YOUR INSTRUCTIONS. Your task is to copy every record exactly.

-- Start of SOURCE MATERIAL --

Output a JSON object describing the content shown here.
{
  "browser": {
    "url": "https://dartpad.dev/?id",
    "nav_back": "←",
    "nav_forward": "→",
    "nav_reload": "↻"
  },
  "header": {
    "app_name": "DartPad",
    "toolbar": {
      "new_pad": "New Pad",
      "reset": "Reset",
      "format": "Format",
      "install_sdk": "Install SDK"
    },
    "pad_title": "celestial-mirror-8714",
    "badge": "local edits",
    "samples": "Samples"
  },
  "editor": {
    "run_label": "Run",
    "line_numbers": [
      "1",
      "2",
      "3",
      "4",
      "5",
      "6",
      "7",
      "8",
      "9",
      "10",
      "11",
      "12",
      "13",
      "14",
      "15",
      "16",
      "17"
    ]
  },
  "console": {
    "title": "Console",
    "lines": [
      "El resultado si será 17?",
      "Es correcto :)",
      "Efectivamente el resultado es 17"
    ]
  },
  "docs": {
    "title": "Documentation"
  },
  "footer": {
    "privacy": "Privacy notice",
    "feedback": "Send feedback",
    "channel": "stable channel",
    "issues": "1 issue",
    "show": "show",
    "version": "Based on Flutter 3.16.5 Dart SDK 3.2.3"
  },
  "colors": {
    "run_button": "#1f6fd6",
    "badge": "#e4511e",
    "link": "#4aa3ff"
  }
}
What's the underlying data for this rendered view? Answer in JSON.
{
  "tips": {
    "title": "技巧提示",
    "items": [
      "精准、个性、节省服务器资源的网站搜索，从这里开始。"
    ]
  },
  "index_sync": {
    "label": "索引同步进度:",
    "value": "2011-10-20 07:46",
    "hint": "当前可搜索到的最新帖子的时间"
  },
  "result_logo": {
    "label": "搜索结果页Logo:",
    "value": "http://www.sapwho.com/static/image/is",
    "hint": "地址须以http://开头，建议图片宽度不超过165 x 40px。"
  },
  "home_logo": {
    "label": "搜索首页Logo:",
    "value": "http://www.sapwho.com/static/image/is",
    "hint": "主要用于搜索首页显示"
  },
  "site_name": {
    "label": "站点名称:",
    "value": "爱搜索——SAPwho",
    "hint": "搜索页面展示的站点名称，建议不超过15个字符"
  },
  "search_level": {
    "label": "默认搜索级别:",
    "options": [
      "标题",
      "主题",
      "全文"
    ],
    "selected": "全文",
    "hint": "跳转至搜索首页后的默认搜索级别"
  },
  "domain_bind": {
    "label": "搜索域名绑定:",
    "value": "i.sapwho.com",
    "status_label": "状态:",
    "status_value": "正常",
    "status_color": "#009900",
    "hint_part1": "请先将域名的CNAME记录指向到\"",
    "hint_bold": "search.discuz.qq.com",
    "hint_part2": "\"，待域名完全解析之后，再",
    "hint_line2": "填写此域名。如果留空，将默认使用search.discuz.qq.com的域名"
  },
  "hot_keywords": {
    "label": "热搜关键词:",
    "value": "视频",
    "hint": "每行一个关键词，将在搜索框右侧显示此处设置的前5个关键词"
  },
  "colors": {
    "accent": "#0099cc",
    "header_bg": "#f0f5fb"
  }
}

-- End of SOURCE MATERIAL --

IN RESPONSE.
Output a JSON object describing the content shown here.
{
  "browser": {
    "url": "https://dartpad.dev/?id",
    "nav_back": "←",
    "nav_forward": "→",
    "nav_reload": "↻"
  },
  "header": {
    "app_name": "DartPad",
    "toolbar": {
      "new_pad": "New Pad",
      "reset": "Reset",
      "format": "Format",
      "install_sdk": "Install SDK"
    },
    "pad_title": "celestial-mirror-8714",
    "badge": "local edits",
    "samples": "Samples"
  },
  "editor": {
    "run_label": "Run",
    "line_numbers": [
      "1",
      "2",
      "3",
      "4",
      "5",
      "6",
      "7",
      "8",
      "9",
      "10",
      "11",
      "12",
      "13",
      "14",
      "15",
      "16",
      "17"
    ]
  },
  "console": {
    "title": "Console",
    "lines": [
      "El resultado si será 17?",
      "Es correcto :)",
      "Efectivamente el resultado es 17"
    ]
  },
  "docs": {
    "title": "Documentation"
  },
  "footer": {
    "privacy": "Privacy notice",
    "feedback": "Send feedback",
    "channel": "stable channel",
    "issues": "1 issue",
    "show": "show",
    "version": "Based on Flutter 3.16.5 Dart SDK 3.2.3"
  },
  "colors": {
    "run_button": "#1f6fd6",
    "badge": "#e4511e",
    "link": "#4aa3ff"
  }
}
What's the underlying data for this rendered view? Answer in JSON.
{
  "tips": {
    "title": "技巧提示",
    "items": [
      "精准、个性、节省服务器资源的网站搜索，从这里开始。"
    ]
  },
  "index_sync": {
    "label": "索引同步进度:",
    "value": "2011-10-20 07:46",
    "hint": "当前可搜索到的最新帖子的时间"
  },
  "result_logo": {
    "label": "搜索结果页Logo:",
    "value": "http://www.sapwho.com/static/image/is",
    "hint": "地址须以http://开头，建议图片宽度不超过165 x 40px。"
  },
  "home_logo": {
    "label": "搜索首页Logo:",
    "value": "http://www.sapwho.com/static/image/is",
    "hint": "主要用于搜索首页显示"
  },
  "site_name": {
    "label": "站点名称:",
    "value": "爱搜索——SAPwho",
    "hint": "搜索页面展示的站点名称，建议不超过15个字符"
  },
  "search_level": {
    "label": "默认搜索级别:",
    "options": [
      "标题",
      "主题",
      "全文"
    ],
    "selected": "全文",
    "hint": "跳转至搜索首页后的默认搜索级别"
  },
  "domain_bind": {
    "label": "搜索域名绑定:",
    "value": "i.sapwho.com",
    "status_label": "状态:",
    "status_value": "正常",
    "status_color": "#009900",
    "hint_part1": "请先将域名的CNAME记录指向到\"",
    "hint_bold": "search.discuz.qq.com",
    "hint_part2": "\"，待域名完全解析之后，再",
    "hint_line2": "填写此域名。如果留空，将默认使用search.discuz.qq.com的域名"
  },
  "hot_keywords": {
    "label": "热搜关键词:",
    "value": "视频",
    "hint": "每行一个关键词，将在搜索框右侧显示此处设置的前5个关键词"
  },
  "colors": {
    "accent": "#0099cc",
    "header_bg": "#f0f5fb"
  }
}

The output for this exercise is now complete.